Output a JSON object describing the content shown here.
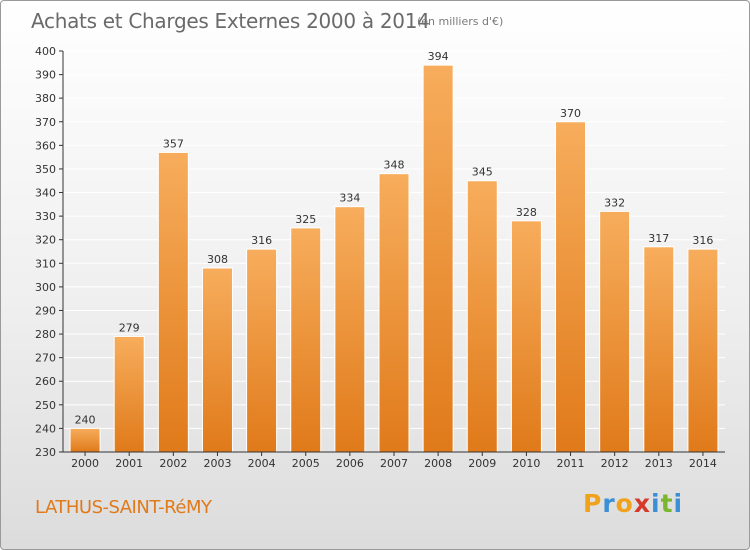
{
  "header": {
    "title": "Achats et Charges Externes 2000 à 2014",
    "unit": "(en milliers d'€)"
  },
  "footer": {
    "commune": "LATHUS-SAINT-RéMY",
    "logo_letters": [
      "P",
      "r",
      "o",
      "x",
      "i",
      "t",
      "i"
    ],
    "logo_colors": [
      "#f0a21d",
      "#3b8fd6",
      "#f0a21d",
      "#d6382a",
      "#3b8fd6",
      "#7ab72e",
      "#3b8fd6"
    ]
  },
  "colors": {
    "bar_light": "#f7ad5c",
    "bar_dark": "#e07a1a",
    "bar_stroke": "#ffffff",
    "grid": "#ffffff",
    "axis": "#333333"
  },
  "chart_data": {
    "type": "bar",
    "title": "Achats et Charges Externes 2000 à 2014",
    "unit": "(en milliers d'€)",
    "categories": [
      "2000",
      "2001",
      "2002",
      "2003",
      "2004",
      "2005",
      "2006",
      "2007",
      "2008",
      "2009",
      "2010",
      "2011",
      "2012",
      "2013",
      "2014"
    ],
    "values": [
      240,
      279,
      357,
      308,
      316,
      325,
      334,
      348,
      394,
      345,
      328,
      370,
      332,
      317,
      316
    ],
    "ylim": [
      230,
      400
    ],
    "yticks": [
      230,
      240,
      250,
      260,
      270,
      280,
      290,
      300,
      310,
      320,
      330,
      340,
      350,
      360,
      370,
      380,
      390,
      400
    ],
    "grid": true,
    "data_labels": true,
    "legend": "none"
  }
}
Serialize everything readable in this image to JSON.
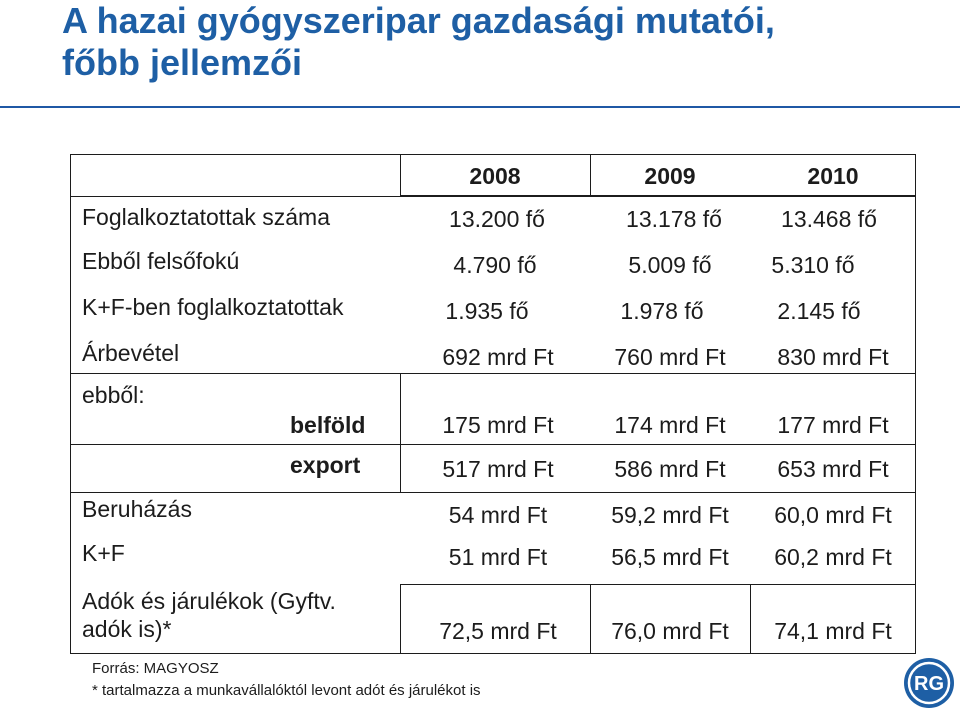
{
  "title": {
    "line1": "A hazai gyógyszeripar gazdasági mutatói,",
    "line2": "főbb jellemzői"
  },
  "table": {
    "years": [
      "2008",
      "2009",
      "2010"
    ],
    "rows": [
      {
        "label": "Foglalkoztatottak száma",
        "values": [
          "13.200 fő",
          "13.178 fő",
          "13.468 fő"
        ]
      },
      {
        "label": "Ebből felsőfokú",
        "values": [
          "4.790 fő",
          "5.009 fő",
          "5.310 fő"
        ]
      },
      {
        "label": "K+F-ben foglalkoztatottak",
        "values": [
          "1.935 fő",
          "1.978 fő",
          "2.145 fő"
        ]
      },
      {
        "label": "Árbevétel",
        "values": [
          "692 mrd Ft",
          "760 mrd Ft",
          "830 mrd Ft"
        ]
      },
      {
        "label": "ebből:",
        "values": []
      },
      {
        "label": "belföld",
        "values": [
          "175 mrd Ft",
          "174 mrd Ft",
          "177 mrd Ft"
        ]
      },
      {
        "label": "export",
        "values": [
          "517 mrd Ft",
          "586 mrd Ft",
          "653 mrd Ft"
        ]
      },
      {
        "label": "Beruházás",
        "values": [
          "54 mrd Ft",
          "59,2 mrd Ft",
          "60,0 mrd Ft"
        ]
      },
      {
        "label": "K+F",
        "values": [
          "51 mrd Ft",
          "56,5 mrd Ft",
          "60,2 mrd Ft"
        ]
      },
      {
        "label_line1": "Adók és járulékok (Gyftv.",
        "label_line2": "adók is)*",
        "values": [
          "72,5 mrd Ft",
          "76,0 mrd Ft",
          "74,1 mrd Ft"
        ]
      }
    ]
  },
  "footnotes": {
    "source": "Forrás: MAGYOSZ",
    "note": "* tartalmazza a munkavállalóktól levont adót és járulékot  is"
  },
  "logo": {
    "text": "RG",
    "color": "#1e5fa5"
  },
  "colors": {
    "title": "#1e5fa5",
    "rule": "#1f58a5"
  }
}
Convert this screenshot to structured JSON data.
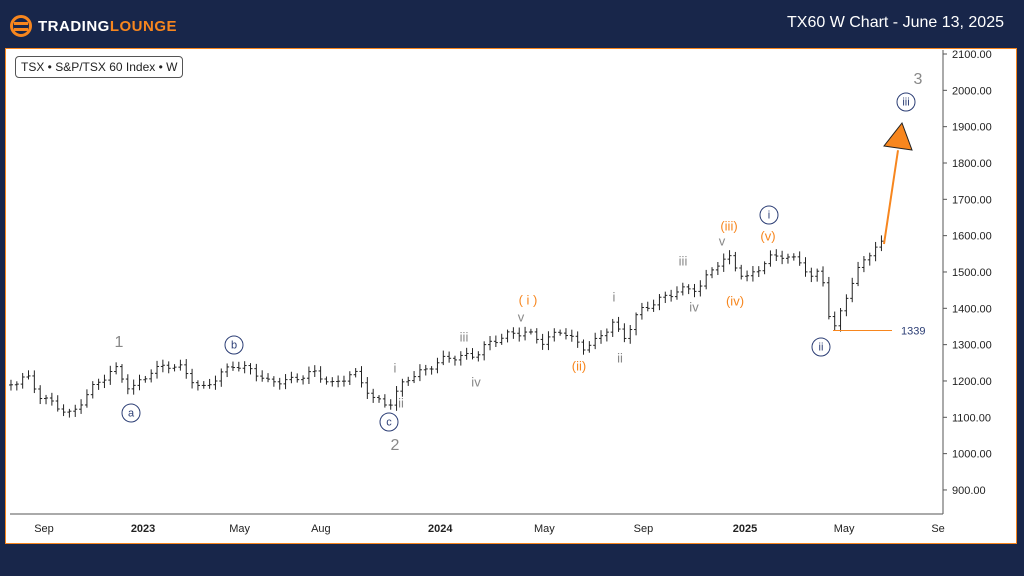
{
  "header": {
    "logo_a": "TRADING",
    "logo_b": "LOUNGE",
    "title": "TX60 W Chart - June 13, 2025"
  },
  "ticker": "TSX • S&P/TSX 60 Index • W",
  "chart_data": {
    "type": "line",
    "style": "ohlc-bars",
    "title": "TX60 W Chart - June 13, 2025",
    "ylim": [
      850,
      2100
    ],
    "y_ticks": [
      "2100.00",
      "2000.00",
      "1900.00",
      "1800.00",
      "1700.00",
      "1600.00",
      "1500.00",
      "1400.00",
      "1300.00",
      "1200.00",
      "1100.00",
      "1000.00",
      "900.00"
    ],
    "x_ticks": [
      "Sep",
      "2023",
      "May",
      "Aug",
      "2024",
      "May",
      "Sep",
      "2025",
      "May",
      "Se"
    ],
    "key_points_months_since_sep2022": [
      [
        -1.3,
        1189
      ],
      [
        -0.7,
        1216
      ],
      [
        -0.2,
        1161
      ],
      [
        0.6,
        1126
      ],
      [
        1.1,
        1106
      ],
      [
        1.8,
        1175
      ],
      [
        2.8,
        1236
      ],
      [
        3.4,
        1175
      ],
      [
        4.2,
        1225
      ],
      [
        4.8,
        1244
      ],
      [
        5.4,
        1236
      ],
      [
        6.2,
        1175
      ],
      [
        7.4,
        1244
      ],
      [
        8.2,
        1230
      ],
      [
        8.8,
        1197
      ],
      [
        9.8,
        1203
      ],
      [
        10.6,
        1225
      ],
      [
        11.4,
        1189
      ],
      [
        12.2,
        1225
      ],
      [
        13.0,
        1148
      ],
      [
        13.6,
        1134
      ],
      [
        14.2,
        1203
      ],
      [
        15.0,
        1230
      ],
      [
        15.8,
        1263
      ],
      [
        17.0,
        1271
      ],
      [
        17.4,
        1299
      ],
      [
        18.2,
        1327
      ],
      [
        19.0,
        1335
      ],
      [
        19.6,
        1307
      ],
      [
        20.4,
        1340
      ],
      [
        21.2,
        1291
      ],
      [
        21.8,
        1313
      ],
      [
        22.4,
        1362
      ],
      [
        22.8,
        1313
      ],
      [
        23.4,
        1390
      ],
      [
        24.2,
        1423
      ],
      [
        25.0,
        1450
      ],
      [
        25.8,
        1456
      ],
      [
        26.4,
        1519
      ],
      [
        27.0,
        1539
      ],
      [
        27.6,
        1478
      ],
      [
        28.6,
        1539
      ],
      [
        29.0,
        1547
      ],
      [
        29.8,
        1527
      ],
      [
        30.2,
        1483
      ],
      [
        30.6,
        1505
      ],
      [
        30.9,
        1382
      ],
      [
        31.1,
        1339
      ],
      [
        31.6,
        1437
      ],
      [
        32.2,
        1527
      ],
      [
        32.6,
        1560
      ],
      [
        33.2,
        1588
      ]
    ],
    "projection": {
      "from": 1588,
      "to": 1910,
      "label": "(iii) / 3"
    },
    "level": {
      "value": "1339"
    },
    "wave_labels": [
      "1",
      "a",
      "b",
      "c",
      "2",
      "i",
      "ii",
      "iii",
      "iv",
      "v",
      "( i )",
      "(ii)",
      "i",
      "ii",
      "iii",
      "iv",
      "v",
      "(iii)",
      "(iv)",
      "(v)",
      "i",
      "ii",
      "3",
      "iii"
    ],
    "colors": {
      "orange": "#f7861e",
      "navy": "#2c3e75",
      "gray": "#888888",
      "bars": "#222222"
    }
  }
}
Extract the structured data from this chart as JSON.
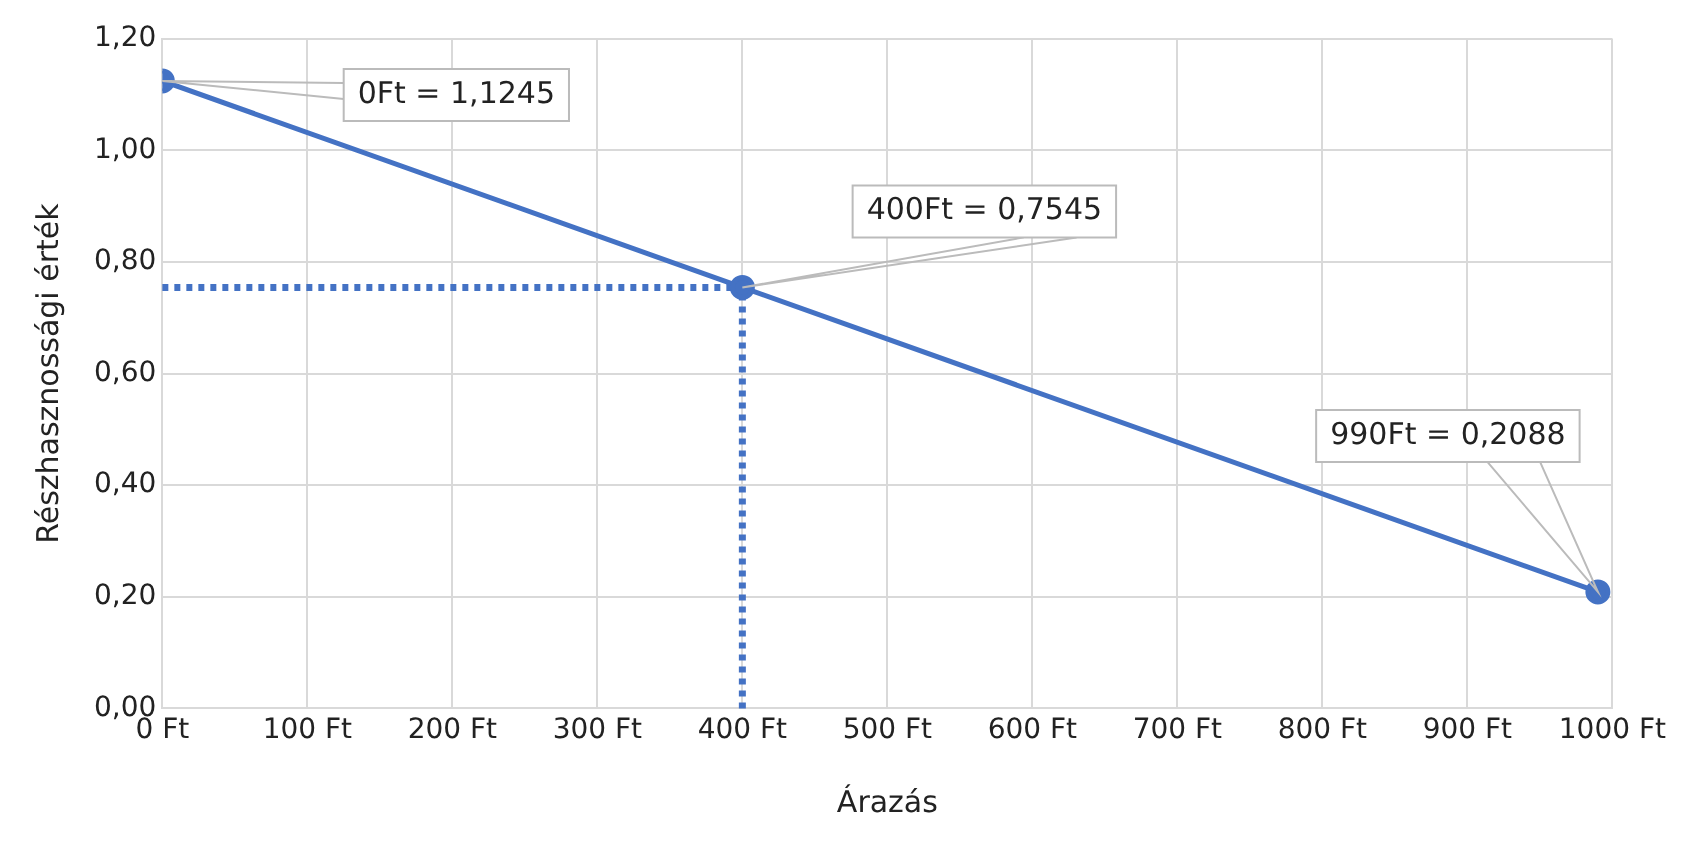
{
  "chart_data": {
    "type": "line",
    "xlabel": "Árazás",
    "ylabel": "Részhasznossági érték",
    "x": [
      0,
      400,
      990
    ],
    "series": [
      {
        "color": "#4472c4",
        "values": [
          1.1245,
          0.7545,
          0.2088
        ]
      }
    ],
    "xlim": [
      0,
      1000
    ],
    "xticks": [
      {
        "value": 0,
        "label": "0 Ft"
      },
      {
        "value": 100,
        "label": "100 Ft"
      },
      {
        "value": 200,
        "label": "200 Ft"
      },
      {
        "value": 300,
        "label": "300 Ft"
      },
      {
        "value": 400,
        "label": "400 Ft"
      },
      {
        "value": 500,
        "label": "500 Ft"
      },
      {
        "value": 600,
        "label": "600 Ft"
      },
      {
        "value": 700,
        "label": "700 Ft"
      },
      {
        "value": 800,
        "label": "800 Ft"
      },
      {
        "value": 900,
        "label": "900 Ft"
      },
      {
        "value": 1000,
        "label": "1000 Ft"
      }
    ],
    "ylim": [
      0,
      1.2
    ],
    "yticks": [
      {
        "value": 0,
        "label": "0,00"
      },
      {
        "value": 0.2,
        "label": "0,20"
      },
      {
        "value": 0.4,
        "label": "0,40"
      },
      {
        "value": 0.6,
        "label": "0,60"
      },
      {
        "value": 0.8,
        "label": "0,80"
      },
      {
        "value": 1,
        "label": "1,00"
      },
      {
        "value": 1.2,
        "label": "1,20"
      }
    ],
    "grid": true,
    "marker": "circle",
    "line_style": "solid",
    "ref_lines": [
      {
        "axis": "x",
        "value": 400,
        "color": "#4472c4",
        "line_style": "dotted"
      },
      {
        "axis": "y",
        "value": 0.7545,
        "color": "#4472c4",
        "line_style": "dotted"
      }
    ],
    "annotations": [
      "0Ft = 1,1245",
      "400Ft = 0,7545",
      "990Ft = 0,2088"
    ]
  }
}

^^^^

List each line holding the string "title".

**Answer**
    "title": "Achats et Charges Externes 2000 à 2014",
    "title": "Achats et Charges Externes 2000 à 2014",
  "title": {
    "title": "#1e5fa5",
    "title": "TX60 W Chart - June 13, 2025"
    "title": "TX60 W Chart - June 13, 2025",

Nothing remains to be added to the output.